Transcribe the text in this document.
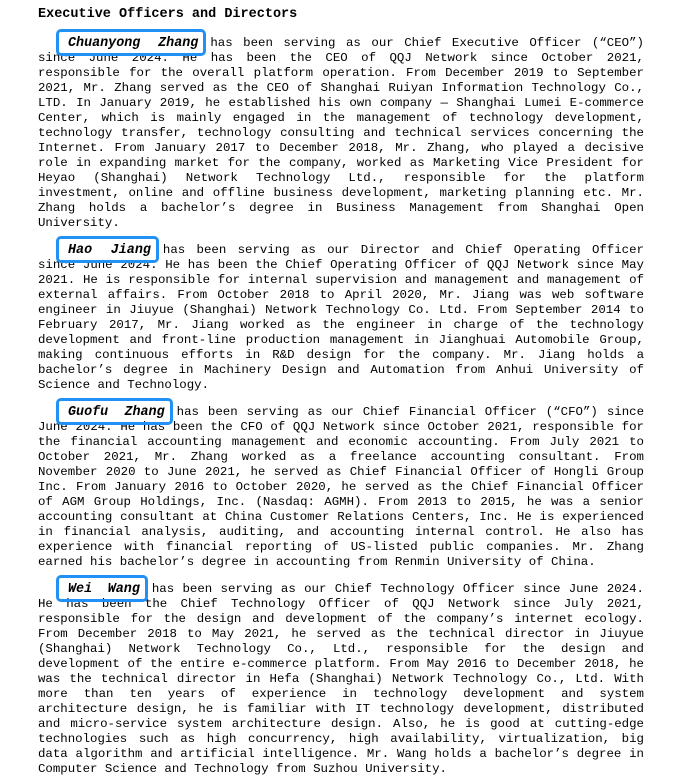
Executive Officers and Directors

Chuanyong Zhang has been serving as our Chief Executive Officer (“CEO”) since June 2024. He has been the CEO of QQJ Network since October 2021, responsible for the overall platform operation. From December 2019 to September 2021, Mr. Zhang served as the CEO of Shanghai Ruiyan Information Technology Co., LTD. In January 2019, he established his own company — Shanghai Lumei E-commerce Center, which is mainly engaged in the management of technology development, technology transfer, technology consulting and technical services concerning the Internet. From January 2017 to December 2018, Mr. Zhang, who played a decisive role in expanding market for the company, worked as Marketing Vice President for Heyao (Shanghai) Network Technology Ltd., responsible for the platform investment, online and offline business development, marketing planning etc. Mr. Zhang holds a bachelor’s degree in Business Management from Shanghai Open University.

Hao Jiang has been serving as our Director and Chief Operating Officer since June 2024. He has been the Chief Operating Officer of QQJ Network since May 2021. He is responsible for internal supervision and management and management of external affairs. From October 2018 to April 2020, Mr. Jiang was web software engineer in Jiuyue (Shanghai) Network Technology Co. Ltd. From September 2014 to February 2017, Mr. Jiang worked as the engineer in charge of the technology development and front-line production management in Jianghuai Automobile Group, making continuous efforts in R&D design for the company. Mr. Jiang holds a bachelor’s degree in Machinery Design and Automation from Anhui University of Science and Technology.

Guofu Zhang has been serving as our Chief Financial Officer (“CFO”) since June 2024. He has been the CFO of QQJ Network since October 2021, responsible for the financial accounting management and economic accounting. From July 2021 to October 2021, Mr. Zhang worked as a freelance accounting consultant. From November 2020 to June 2021, he served as Chief Financial Officer of Hongli Group Inc. From January 2016 to October 2020, he served as the Chief Financial Officer of AGM Group Holdings, Inc. (Nasdaq: AGMH). From 2013 to 2015, he was a senior accounting consultant at China Customer Relations Centers, Inc. He is experienced in financial analysis, auditing, and accounting internal control. He also has experience with financial reporting of US-listed public companies. Mr. Zhang earned his bachelor’s degree in accounting from Renmin University of China.

Wei Wang has been serving as our Chief Technology Officer since June 2024. He has been the Chief Technology Officer of QQJ Network since July 2021, responsible for the design and development of the company’s internet ecology. From December 2018 to May 2021, he served as the technical director in Jiuyue (Shanghai) Network Technology Co., Ltd., responsible for the design and development of the entire e-commerce platform. From May 2016 to December 2018, he was the technical director in Hefa (Shanghai) Network Technology Co., Ltd. With more than ten years of experience in technology development and system architecture design, he is familiar with IT technology development, distributed and micro-service system architecture design. Also, he is good at cutting-edge technologies such as high concurrency, high availability, virtualization, big data algorithm and artificial intelligence. Mr. Wang holds a bachelor’s degree in Computer Science and Technology from Suzhou University.
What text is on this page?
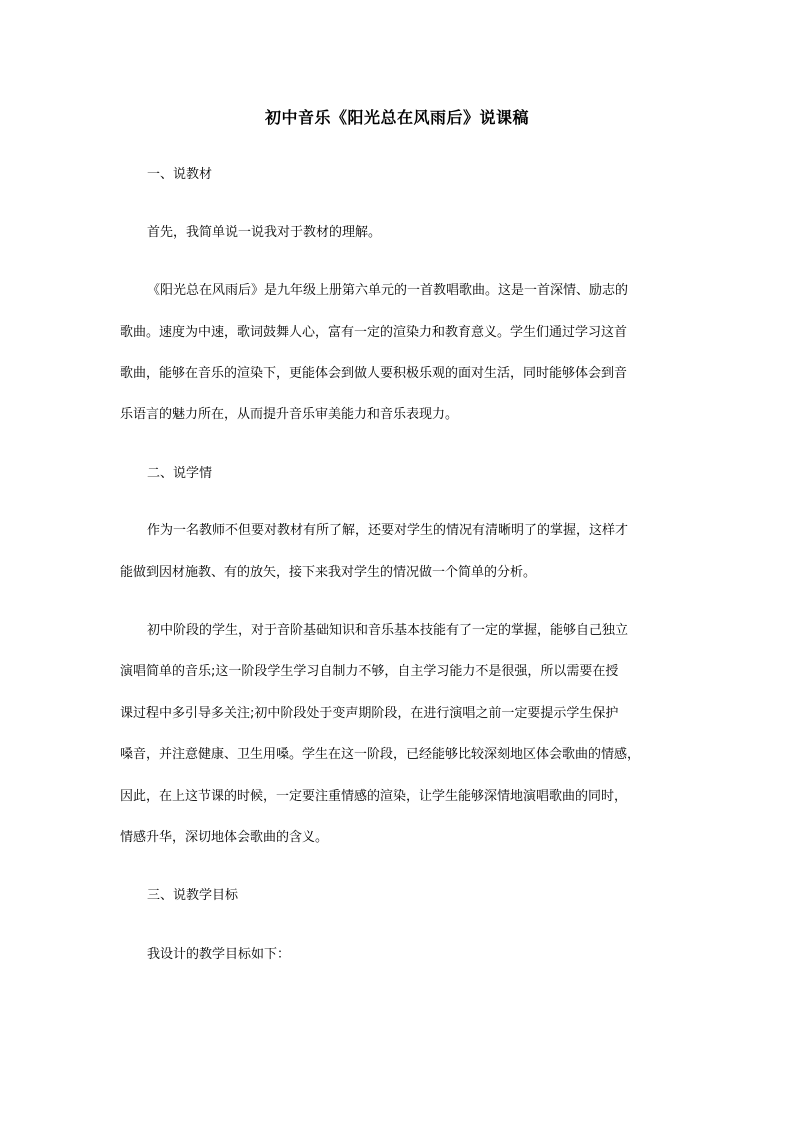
初中音乐《阳光总在风雨后》说课稿
一、说教材
首先，我简单说一说我对于教材的理解。
《阳光总在风雨后》是九年级上册第六单元的一首教唱歌曲。这是一首深情、励志的
歌曲。速度为中速，歌词鼓舞人心，富有一定的渲染力和教育意义。学生们通过学习这首
歌曲，能够在音乐的渲染下，更能体会到做人要积极乐观的面对生活，同时能够体会到音
乐语言的魅力所在，从而提升音乐审美能力和音乐表现力。
二、说学情
作为一名教师不但要对教材有所了解，还要对学生的情况有清晰明了的掌握，这样才
能做到因材施教、有的放矢，接下来我对学生的情况做一个简单的分析。
初中阶段的学生，对于音阶基础知识和音乐基本技能有了一定的掌握，能够自己独立
演唱简单的音乐;这一阶段学生学习自制力不够，自主学习能力不是很强，所以需要在授
课过程中多引导多关注;初中阶段处于变声期阶段，在进行演唱之前一定要提示学生保护
嗓音，并注意健康、卫生用嗓。学生在这一阶段，已经能够比较深刻地区体会歌曲的情感，
因此，在上这节课的时候，一定要注重情感的渲染，让学生能够深情地演唱歌曲的同时，
情感升华，深切地体会歌曲的含义。
三、说教学目标
我设计的教学目标如下：
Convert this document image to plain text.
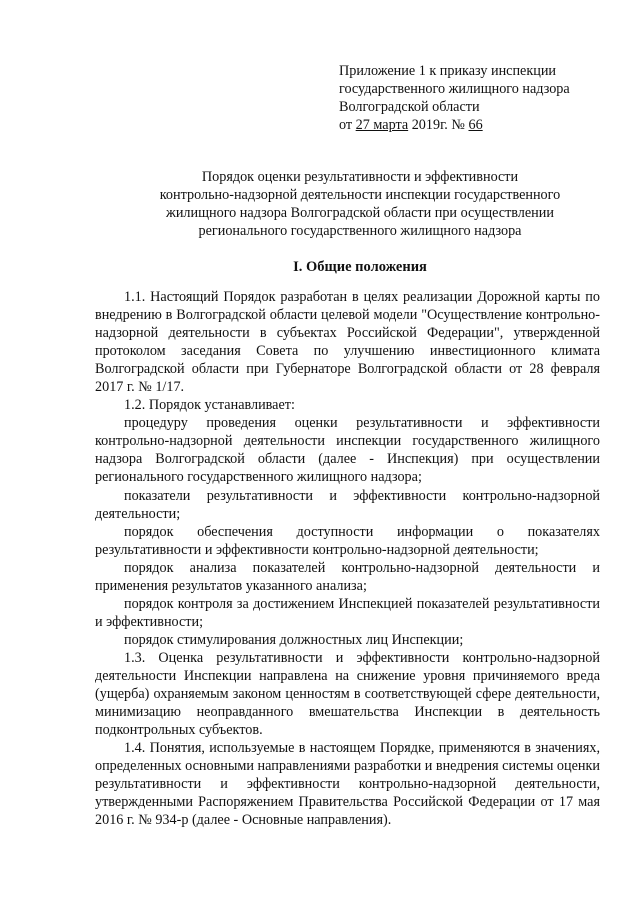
Приложение 1 к приказу инспекции
государственного жилищного надзора
Волгоградской области
от 27 марта 2019г. № 66
Порядок оценки результативности и эффективности
контрольно-надзорной деятельности инспекции государственного
жилищного надзора Волгоградской области при осуществлении
регионального государственного жилищного надзора
I. Общие положения

1.1. Настоящий Порядок разработан в целях реализации Дорожной карты по внедрению в Волгоградской области целевой модели "Осуществление контрольно-надзорной деятельности в субъектах Российской Федерации", утвержденной протоколом заседания Совета по улучшению инвестиционного климата Волгоградской области при Губернаторе Волгоградской области от 28 февраля 2017 г. № 1/17.

1.2. Порядок устанавливает:

процедуру проведения оценки результативности и эффективности контрольно-надзорной деятельности инспекции государственного жилищного надзора Волгоградской области (далее - Инспекция) при осуществлении регионального государственного жилищного надзора;

показатели результативности и эффективности контрольно-надзорной деятельности;

порядок обеспечения доступности информации о показателях результативности и эффективности контрольно-надзорной деятельности;

порядок анализа показателей контрольно-надзорной деятельности и применения результатов указанного анализа;

порядок контроля за достижением Инспекцией показателей результативности и эффективности;

порядок стимулирования должностных лиц Инспекции;

1.3. Оценка результативности и эффективности контрольно-надзорной деятельности Инспекции направлена на снижение уровня причиняемого вреда (ущерба) охраняемым законом ценностям в соответствующей сфере деятельности, минимизацию неоправданного вмешательства Инспекции в деятельность подконтрольных субъектов.

1.4. Понятия, используемые в настоящем Порядке, применяются в значениях, определенных основными направлениями разработки и внедрения системы оценки результативности и эффективности контрольно-надзорной деятельности, утвержденными Распоряжением Правительства Российской Федерации от 17 мая 2016 г. № 934-р (далее - Основные направления).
--- --- ---
## TASK STATEMENT
Your task is to return the entries above exactly, with no pictures.

## SOLUTION FOR THIS TASK
Transcribe the text in this document.
Executive Officers and Directors

Chuanyong Zhang has been serving as our Chief Executive Officer (“CEO”) since June 2024. He has been the CEO of QQJ Network since October 2021, responsible for the overall platform operation. From December 2019 to September 2021, Mr. Zhang served as the CEO of Shanghai Ruiyan Information Technology Co., LTD. In January 2019, he established his own company — Shanghai Lumei E-commerce Center, which is mainly engaged in the management of technology development, technology transfer, technology consulting and technical services concerning the Internet. From January 2017 to December 2018, Mr. Zhang, who played a decisive role in expanding market for the company, worked as Marketing Vice President for Heyao (Shanghai) Network Technology Ltd., responsible for the platform investment, online and offline business development, marketing planning etc. Mr. Zhang holds a bachelor’s degree in Business Management from Shanghai Open University.

Hao Jiang has been serving as our Director and Chief Operating Officer since June 2024. He has been the Chief Operating Officer of QQJ Network since May 2021. He is responsible for internal supervision and management and management of external affairs. From October 2018 to April 2020, Mr. Jiang was web software engineer in Jiuyue (Shanghai) Network Technology Co. Ltd. From September 2014 to February 2017, Mr. Jiang worked as the engineer in charge of the technology development and front-line production management in Jianghuai Automobile Group, making continuous efforts in R&D design for the company. Mr. Jiang holds a bachelor’s degree in Machinery Design and Automation from Anhui University of Science and Technology.

Guofu Zhang has been serving as our Chief Financial Officer (“CFO”) since June 2024. He has been the CFO of QQJ Network since October 2021, responsible for the financial accounting management and economic accounting. From July 2021 to October 2021, Mr. Zhang worked as a freelance accounting consultant. From November 2020 to June 2021, he served as Chief Financial Officer of Hongli Group Inc. From January 2016 to October 2020, he served as the Chief Financial Officer of AGM Group Holdings, Inc. (Nasdaq: AGMH). From 2013 to 2015, he was a senior accounting consultant at China Customer Relations Centers, Inc. He is experienced in financial analysis, auditing, and accounting internal control. He also has experience with financial reporting of US-listed public companies. Mr. Zhang earned his bachelor’s degree in accounting from Renmin University of China.

Wei Wang has been serving as our Chief Technology Officer since June 2024. He has been the Chief Technology Officer of QQJ Network since July 2021, responsible for the design and development of the company’s internet ecology. From December 2018 to May 2021, he served as the technical director in Jiuyue (Shanghai) Network Technology Co., Ltd., responsible for the design and development of the entire e-commerce platform. From May 2016 to December 2018, he was the technical director in Hefa (Shanghai) Network Technology Co., Ltd. With more than ten years of experience in technology development and system architecture design, he is familiar with IT technology development, distributed and micro-service system architecture design. Also, he is good at cutting-edge technologies such as high concurrency, high availability, virtualization, big data algorithm and artificial intelligence. Mr. Wang holds a bachelor’s degree in Computer Science and Technology from Suzhou University.
What text is on this page?
初中音乐《阳光总在风雨后》说课稿
一、说教材
首先，我简单说一说我对于教材的理解。
《阳光总在风雨后》是九年级上册第六单元的一首教唱歌曲。这是一首深情、励志的
歌曲。速度为中速，歌词鼓舞人心，富有一定的渲染力和教育意义。学生们通过学习这首
歌曲，能够在音乐的渲染下，更能体会到做人要积极乐观的面对生活，同时能够体会到音
乐语言的魅力所在，从而提升音乐审美能力和音乐表现力。
二、说学情
作为一名教师不但要对教材有所了解，还要对学生的情况有清晰明了的掌握，这样才
能做到因材施教、有的放矢，接下来我对学生的情况做一个简单的分析。
初中阶段的学生，对于音阶基础知识和音乐基本技能有了一定的掌握，能够自己独立
演唱简单的音乐;这一阶段学生学习自制力不够，自主学习能力不是很强，所以需要在授
课过程中多引导多关注;初中阶段处于变声期阶段，在进行演唱之前一定要提示学生保护
嗓音，并注意健康、卫生用嗓。学生在这一阶段，已经能够比较深刻地区体会歌曲的情感，
因此，在上这节课的时候，一定要注重情感的渲染，让学生能够深情地演唱歌曲的同时，
情感升华，深切地体会歌曲的含义。
三、说教学目标
我设计的教学目标如下：
Convert this document image to plain text.
Приложение 1 к приказу инспекции
государственного жилищного надзора
Волгоградской области
от 27 марта 2019г. № 66
Порядок оценки результативности и эффективности
контрольно-надзорной деятельности инспекции государственного
жилищного надзора Волгоградской области при осуществлении
регионального государственного жилищного надзора
I. Общие положения

1.1. Настоящий Порядок разработан в целях реализации Дорожной карты по внедрению в Волгоградской области целевой модели "Осуществление контрольно-надзорной деятельности в субъектах Российской Федерации", утвержденной протоколом заседания Совета по улучшению инвестиционного климата Волгоградской области при Губернаторе Волгоградской области от 28 февраля 2017 г. № 1/17.

1.2. Порядок устанавливает:

процедуру проведения оценки результативности и эффективности контрольно-надзорной деятельности инспекции государственного жилищного надзора Волгоградской области (далее - Инспекция) при осуществлении регионального государственного жилищного надзора;

показатели результативности и эффективности контрольно-надзорной деятельности;

порядок обеспечения доступности информации о показателях результативности и эффективности контрольно-надзорной деятельности;

порядок анализа показателей контрольно-надзорной деятельности и применения результатов указанного анализа;

порядок контроля за достижением Инспекцией показателей результативности и эффективности;

порядок стимулирования должностных лиц Инспекции;

1.3. Оценка результативности и эффективности контрольно-надзорной деятельности Инспекции направлена на снижение уровня причиняемого вреда (ущерба) охраняемым законом ценностям в соответствующей сфере деятельности, минимизацию неоправданного вмешательства Инспекции в деятельность подконтрольных субъектов.

1.4. Понятия, используемые в настоящем Порядке, применяются в значениях, определенных основными направлениями разработки и внедрения системы оценки результативности и эффективности контрольно-надзорной деятельности, утвержденными Распоряжением Правительства Российской Федерации от 17 мая 2016 г. № 934-р (далее - Основные направления).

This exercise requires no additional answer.